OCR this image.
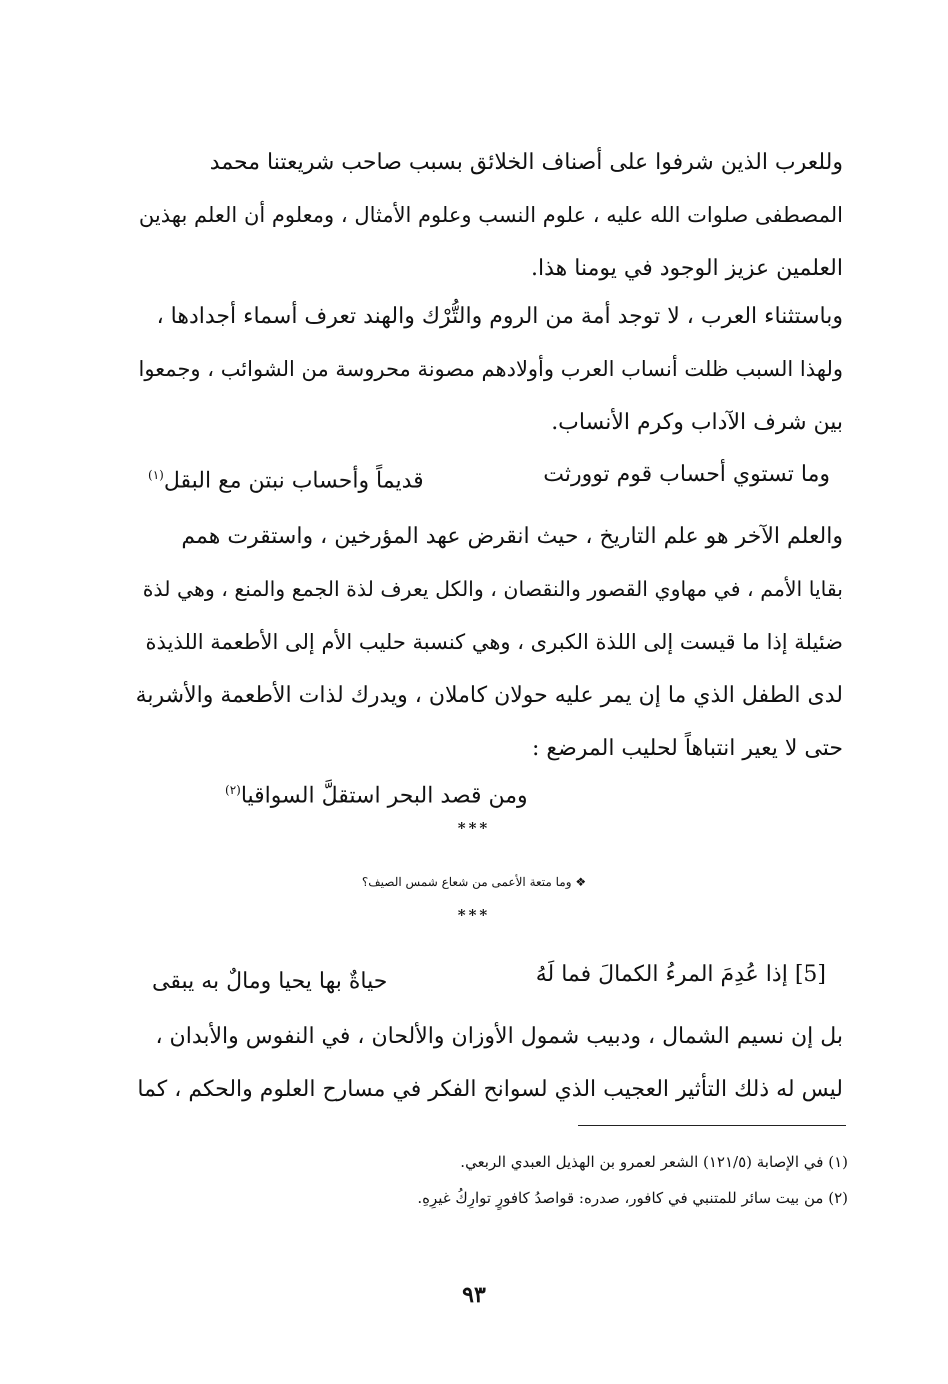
وللعرب الذين شرفوا على أصناف الخلائق بسبب صاحب شريعتنا محمد
المصطفى صلوات الله عليه ، علوم النسب وعلوم الأمثال ، ومعلوم أن العلم بهذين
العلمين عزيز الوجود في يومنا هذا.
وباستثناء العرب ، لا توجد أمة من الروم والتُّرْك والهند تعرف أسماء أجدادها ،
ولهذا السبب ظلت أنساب العرب وأولادهم مصونة محروسة من الشوائب ، وجمعوا
بين شرف الآداب وكرم الأنساب.
وما تستوي أحساب قوم توورثت
قديماً وأحساب نبتن مع البقل$^{(١)}$
والعلم الآخر هو علم التاريخ ، حيث انقرض عهد المؤرخين ، واستقرت همم
بقايا الأمم ، في مهاوي القصور والنقصان ، والكل يعرف لذة الجمع والمنع ، وهي لذة
ضئيلة إذا ما قيست إلى اللذة الكبرى ، وهي كنسبة حليب الأم إلى الأطعمة اللذيذة
لدى الطفل الذي ما إن يمر عليه حولان كاملان ، ويدرك لذات الأطعمة والأشربة
حتى لا يعير انتباهاً لحليب المرضع :
ومن قصد البحر استقلَّ السواقيا$^{(٢)}$
***
❖ وما متعة الأعمى من شعاع شمس الصيف؟
***
[5] إذا عُدِمَ المرءُ الكمالَ فما لَهُ
حياةٌ بها يحيا ومالٌ به يبقى
بل إن نسيم الشمال ، ودبيب شمول الأوزان والألحان ، في النفوس والأبدان ،
ليس له ذلك التأثير العجيب الذي لسوانح الفكر في مسارح العلوم والحكم ، كما
(١) في الإصابة (١٢١/٥) الشعر لعمرو بن الهذيل العبدي الربعي.
(٢) من بيت سائر للمتنبي في كافور، صدره: قواصدُ كافورٍ توارِكُ غيرِهِ.
٩٣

WRITTEN REQUEST:
Look through the records and gather every line containing "الأطعمة".

WRITTEN RESPONSE:
ضئيلة إذا ما قيست إلى اللذة الكبرى ، وهي كنسبة حليب الأم إلى الأطعمة اللذيذة
لدى الطفل الذي ما إن يمر عليه حولان كاملان ، ويدرك لذات الأطعمة والأشربة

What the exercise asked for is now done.